▸ Task directions:
Copy out each line of the material below with no changes.

▸ Data shown:

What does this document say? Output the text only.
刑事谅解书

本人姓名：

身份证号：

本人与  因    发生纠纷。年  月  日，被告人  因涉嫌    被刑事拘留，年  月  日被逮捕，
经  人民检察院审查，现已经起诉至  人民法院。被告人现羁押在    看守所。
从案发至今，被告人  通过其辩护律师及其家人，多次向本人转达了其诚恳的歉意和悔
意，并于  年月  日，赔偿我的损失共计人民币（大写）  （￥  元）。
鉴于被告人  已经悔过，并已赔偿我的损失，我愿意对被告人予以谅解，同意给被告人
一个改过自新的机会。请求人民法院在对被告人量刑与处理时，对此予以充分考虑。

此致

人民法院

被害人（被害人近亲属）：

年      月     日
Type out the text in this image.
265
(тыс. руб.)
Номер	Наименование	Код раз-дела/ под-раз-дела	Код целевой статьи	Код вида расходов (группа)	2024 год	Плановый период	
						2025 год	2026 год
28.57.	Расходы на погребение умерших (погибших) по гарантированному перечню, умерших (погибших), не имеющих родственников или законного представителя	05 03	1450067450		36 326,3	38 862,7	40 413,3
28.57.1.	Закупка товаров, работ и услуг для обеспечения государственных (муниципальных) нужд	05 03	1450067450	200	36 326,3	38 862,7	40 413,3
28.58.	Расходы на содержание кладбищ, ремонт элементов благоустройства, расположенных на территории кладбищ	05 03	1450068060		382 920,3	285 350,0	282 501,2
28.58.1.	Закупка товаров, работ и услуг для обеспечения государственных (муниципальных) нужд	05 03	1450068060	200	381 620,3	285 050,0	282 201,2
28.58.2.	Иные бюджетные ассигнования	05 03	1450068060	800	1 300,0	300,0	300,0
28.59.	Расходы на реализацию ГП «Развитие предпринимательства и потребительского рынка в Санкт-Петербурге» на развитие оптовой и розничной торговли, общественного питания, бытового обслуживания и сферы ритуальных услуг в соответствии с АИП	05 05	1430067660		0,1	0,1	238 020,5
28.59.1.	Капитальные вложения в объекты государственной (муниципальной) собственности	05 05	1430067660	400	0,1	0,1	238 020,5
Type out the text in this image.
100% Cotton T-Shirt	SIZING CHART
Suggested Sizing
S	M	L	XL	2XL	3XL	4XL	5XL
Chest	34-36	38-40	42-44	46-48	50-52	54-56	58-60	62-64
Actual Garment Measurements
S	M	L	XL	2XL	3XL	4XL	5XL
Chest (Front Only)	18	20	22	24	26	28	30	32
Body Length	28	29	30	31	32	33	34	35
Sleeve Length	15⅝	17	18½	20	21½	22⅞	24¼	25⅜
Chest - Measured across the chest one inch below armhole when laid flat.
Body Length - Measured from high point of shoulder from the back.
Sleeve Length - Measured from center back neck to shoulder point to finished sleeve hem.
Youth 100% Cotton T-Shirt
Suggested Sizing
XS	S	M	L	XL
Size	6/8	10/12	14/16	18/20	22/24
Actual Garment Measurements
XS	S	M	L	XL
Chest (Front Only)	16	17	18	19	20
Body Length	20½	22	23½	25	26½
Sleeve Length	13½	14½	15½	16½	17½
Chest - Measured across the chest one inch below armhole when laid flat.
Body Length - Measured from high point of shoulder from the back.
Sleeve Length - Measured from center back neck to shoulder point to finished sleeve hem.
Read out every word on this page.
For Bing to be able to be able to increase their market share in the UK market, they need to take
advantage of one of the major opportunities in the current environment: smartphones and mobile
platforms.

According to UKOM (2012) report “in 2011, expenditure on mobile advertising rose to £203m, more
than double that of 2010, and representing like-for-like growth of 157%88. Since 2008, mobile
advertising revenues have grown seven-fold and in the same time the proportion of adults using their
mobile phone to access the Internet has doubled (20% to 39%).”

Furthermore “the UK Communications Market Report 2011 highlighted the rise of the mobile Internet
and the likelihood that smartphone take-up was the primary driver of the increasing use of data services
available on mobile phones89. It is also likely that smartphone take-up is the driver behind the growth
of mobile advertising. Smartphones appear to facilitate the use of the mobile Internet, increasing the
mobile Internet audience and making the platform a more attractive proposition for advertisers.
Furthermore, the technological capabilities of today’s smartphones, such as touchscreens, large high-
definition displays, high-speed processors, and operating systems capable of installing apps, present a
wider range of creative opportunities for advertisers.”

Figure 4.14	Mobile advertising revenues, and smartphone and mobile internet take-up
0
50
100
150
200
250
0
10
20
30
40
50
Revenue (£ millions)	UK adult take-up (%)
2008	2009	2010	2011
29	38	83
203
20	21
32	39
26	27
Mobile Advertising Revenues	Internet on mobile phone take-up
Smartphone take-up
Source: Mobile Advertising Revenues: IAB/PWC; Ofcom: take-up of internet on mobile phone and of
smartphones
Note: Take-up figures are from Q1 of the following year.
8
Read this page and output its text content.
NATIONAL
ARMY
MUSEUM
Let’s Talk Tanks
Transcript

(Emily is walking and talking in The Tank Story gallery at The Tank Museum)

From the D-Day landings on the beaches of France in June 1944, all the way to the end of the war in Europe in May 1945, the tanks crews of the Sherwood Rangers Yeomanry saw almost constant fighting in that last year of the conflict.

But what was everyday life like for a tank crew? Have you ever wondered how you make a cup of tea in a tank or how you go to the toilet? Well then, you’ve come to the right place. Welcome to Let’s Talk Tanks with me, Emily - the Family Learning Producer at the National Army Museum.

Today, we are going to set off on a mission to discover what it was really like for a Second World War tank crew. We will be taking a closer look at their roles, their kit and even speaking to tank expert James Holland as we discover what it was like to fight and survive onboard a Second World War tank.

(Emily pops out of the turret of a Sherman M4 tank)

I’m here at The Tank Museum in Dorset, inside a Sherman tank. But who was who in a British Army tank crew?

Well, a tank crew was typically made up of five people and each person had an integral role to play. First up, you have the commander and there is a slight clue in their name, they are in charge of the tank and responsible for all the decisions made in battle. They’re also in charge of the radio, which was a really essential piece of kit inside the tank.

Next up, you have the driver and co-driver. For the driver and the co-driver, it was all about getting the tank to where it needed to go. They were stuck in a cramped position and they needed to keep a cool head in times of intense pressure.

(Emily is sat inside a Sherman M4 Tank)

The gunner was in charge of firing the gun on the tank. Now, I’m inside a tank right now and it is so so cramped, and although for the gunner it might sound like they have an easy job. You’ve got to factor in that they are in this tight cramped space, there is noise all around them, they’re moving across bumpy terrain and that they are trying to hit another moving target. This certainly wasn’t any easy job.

▸ Answer for the task:
What does this document say? Output the text only.
刑事谅解书

本人姓名：

身份证号：

本人与  因    发生纠纷。年  月  日，被告人  因涉嫌    被刑事拘留，年  月  日被逮捕，
经  人民检察院审查，现已经起诉至  人民法院。被告人现羁押在    看守所。
从案发至今，被告人  通过其辩护律师及其家人，多次向本人转达了其诚恳的歉意和悔
意，并于  年月  日，赔偿我的损失共计人民币（大写）  （￥  元）。
鉴于被告人  已经悔过，并已赔偿我的损失，我愿意对被告人予以谅解，同意给被告人
一个改过自新的机会。请求人民法院在对被告人量刑与处理时，对此予以充分考虑。

此致

人民法院

被害人（被害人近亲属）：

年      月     日
Type out the text in this image.
265
(тыс. руб.)
Номер	Наименование	Код раз-дела/ под-раз-дела	Код целевой статьи	Код вида расходов (группа)	2024 год	Плановый период	
						2025 год	2026 год
28.57.	Расходы на погребение умерших (погибших) по гарантированному перечню, умерших (погибших), не имеющих родственников или законного представителя	05 03	1450067450		36 326,3	38 862,7	40 413,3
28.57.1.	Закупка товаров, работ и услуг для обеспечения государственных (муниципальных) нужд	05 03	1450067450	200	36 326,3	38 862,7	40 413,3
28.58.	Расходы на содержание кладбищ, ремонт элементов благоустройства, расположенных на территории кладбищ	05 03	1450068060		382 920,3	285 350,0	282 501,2
28.58.1.	Закупка товаров, работ и услуг для обеспечения государственных (муниципальных) нужд	05 03	1450068060	200	381 620,3	285 050,0	282 201,2
28.58.2.	Иные бюджетные ассигнования	05 03	1450068060	800	1 300,0	300,0	300,0
28.59.	Расходы на реализацию ГП «Развитие предпринимательства и потребительского рынка в Санкт-Петербурге» на развитие оптовой и розничной торговли, общественного питания, бытового обслуживания и сферы ритуальных услуг в соответствии с АИП	05 05	1430067660		0,1	0,1	238 020,5
28.59.1.	Капитальные вложения в объекты государственной (муниципальной) собственности	05 05	1430067660	400	0,1	0,1	238 020,5
Type out the text in this image.
100% Cotton T-Shirt	SIZING CHART
Suggested Sizing
S	M	L	XL	2XL	3XL	4XL	5XL
Chest	34-36	38-40	42-44	46-48	50-52	54-56	58-60	62-64
Actual Garment Measurements
S	M	L	XL	2XL	3XL	4XL	5XL
Chest (Front Only)	18	20	22	24	26	28	30	32
Body Length	28	29	30	31	32	33	34	35
Sleeve Length	15⅝	17	18½	20	21½	22⅞	24¼	25⅜
Chest - Measured across the chest one inch below armhole when laid flat.
Body Length - Measured from high point of shoulder from the back.
Sleeve Length - Measured from center back neck to shoulder point to finished sleeve hem.
Youth 100% Cotton T-Shirt
Suggested Sizing
XS	S	M	L	XL
Size	6/8	10/12	14/16	18/20	22/24
Actual Garment Measurements
XS	S	M	L	XL
Chest (Front Only)	16	17	18	19	20
Body Length	20½	22	23½	25	26½
Sleeve Length	13½	14½	15½	16½	17½
Chest - Measured across the chest one inch below armhole when laid flat.
Body Length - Measured from high point of shoulder from the back.
Sleeve Length - Measured from center back neck to shoulder point to finished sleeve hem.
Read out every word on this page.
For Bing to be able to be able to increase their market share in the UK market, they need to take
advantage of one of the major opportunities in the current environment: smartphones and mobile
platforms.

According to UKOM (2012) report “in 2011, expenditure on mobile advertising rose to £203m, more
than double that of 2010, and representing like-for-like growth of 157%88. Since 2008, mobile
advertising revenues have grown seven-fold and in the same time the proportion of adults using their
mobile phone to access the Internet has doubled (20% to 39%).”

Furthermore “the UK Communications Market Report 2011 highlighted the rise of the mobile Internet
and the likelihood that smartphone take-up was the primary driver of the increasing use of data services
available on mobile phones89. It is also likely that smartphone take-up is the driver behind the growth
of mobile advertising. Smartphones appear to facilitate the use of the mobile Internet, increasing the
mobile Internet audience and making the platform a more attractive proposition for advertisers.
Furthermore, the technological capabilities of today’s smartphones, such as touchscreens, large high-
definition displays, high-speed processors, and operating systems capable of installing apps, present a
wider range of creative opportunities for advertisers.”

Figure 4.14	Mobile advertising revenues, and smartphone and mobile internet take-up
0
50
100
150
200
250
0
10
20
30
40
50
Revenue (£ millions)	UK adult take-up (%)
2008	2009	2010	2011
29	38	83
203
20	21
32	39
26	27
Mobile Advertising Revenues	Internet on mobile phone take-up
Smartphone take-up
Source: Mobile Advertising Revenues: IAB/PWC; Ofcom: take-up of internet on mobile phone and of
smartphones
Note: Take-up figures are from Q1 of the following year.
8
Read this page and output its text content.
NATIONAL
ARMY
MUSEUM
Let’s Talk Tanks
Transcript

(Emily is walking and talking in The Tank Story gallery at The Tank Museum)

From the D-Day landings on the beaches of France in June 1944, all the way to the end of the war in Europe in May 1945, the tanks crews of the Sherwood Rangers Yeomanry saw almost constant fighting in that last year of the conflict.

But what was everyday life like for a tank crew? Have you ever wondered how you make a cup of tea in a tank or how you go to the toilet? Well then, you’ve come to the right place. Welcome to Let’s Talk Tanks with me, Emily - the Family Learning Producer at the National Army Museum.

Today, we are going to set off on a mission to discover what it was really like for a Second World War tank crew. We will be taking a closer look at their roles, their kit and even speaking to tank expert James Holland as we discover what it was like to fight and survive onboard a Second World War tank.

(Emily pops out of the turret of a Sherman M4 tank)

I’m here at The Tank Museum in Dorset, inside a Sherman tank. But who was who in a British Army tank crew?

Well, a tank crew was typically made up of five people and each person had an integral role to play. First up, you have the commander and there is a slight clue in their name, they are in charge of the tank and responsible for all the decisions made in battle. They’re also in charge of the radio, which was a really essential piece of kit inside the tank.

Next up, you have the driver and co-driver. For the driver and the co-driver, it was all about getting the tank to where it needed to go. They were stuck in a cramped position and they needed to keep a cool head in times of intense pressure.

(Emily is sat inside a Sherman M4 Tank)

The gunner was in charge of firing the gun on the tank. Now, I’m inside a tank right now and it is so so cramped, and although for the gunner it might sound like they have an easy job. You’ve got to factor in that they are in this tight cramped space, there is noise all around them, they’re moving across bumpy terrain and that they are trying to hit another moving target. This certainly wasn’t any easy job.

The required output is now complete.